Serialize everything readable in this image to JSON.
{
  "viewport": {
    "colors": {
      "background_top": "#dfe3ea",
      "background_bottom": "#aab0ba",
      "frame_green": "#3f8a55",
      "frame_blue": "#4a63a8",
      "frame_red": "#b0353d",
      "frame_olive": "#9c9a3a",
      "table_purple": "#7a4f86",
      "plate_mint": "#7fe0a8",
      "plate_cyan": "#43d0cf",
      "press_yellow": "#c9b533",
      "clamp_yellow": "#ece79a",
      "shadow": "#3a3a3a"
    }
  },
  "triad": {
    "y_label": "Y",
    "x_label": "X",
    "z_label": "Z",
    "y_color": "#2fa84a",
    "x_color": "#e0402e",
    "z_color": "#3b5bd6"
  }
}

::::

▶ _The problem_:
Repeat the data precisely, reproducing every entry.

▶ _Problem solution_:
Serialize everything readable in this image to JSON.
{
  "viewport": {
    "colors": {
      "background_top": "#dfe3ea",
      "background_bottom": "#aab0ba",
      "frame_green": "#3f8a55",
      "frame_blue": "#4a63a8",
      "frame_red": "#b0353d",
      "frame_olive": "#9c9a3a",
      "table_purple": "#7a4f86",
      "plate_mint": "#7fe0a8",
      "plate_cyan": "#43d0cf",
      "press_yellow": "#c9b533",
      "clamp_yellow": "#ece79a",
      "shadow": "#3a3a3a"
    }
  },
  "triad": {
    "y_label": "Y",
    "x_label": "X",
    "z_label": "Z",
    "y_color": "#2fa84a",
    "x_color": "#e0402e",
    "z_color": "#3b5bd6"
  }
}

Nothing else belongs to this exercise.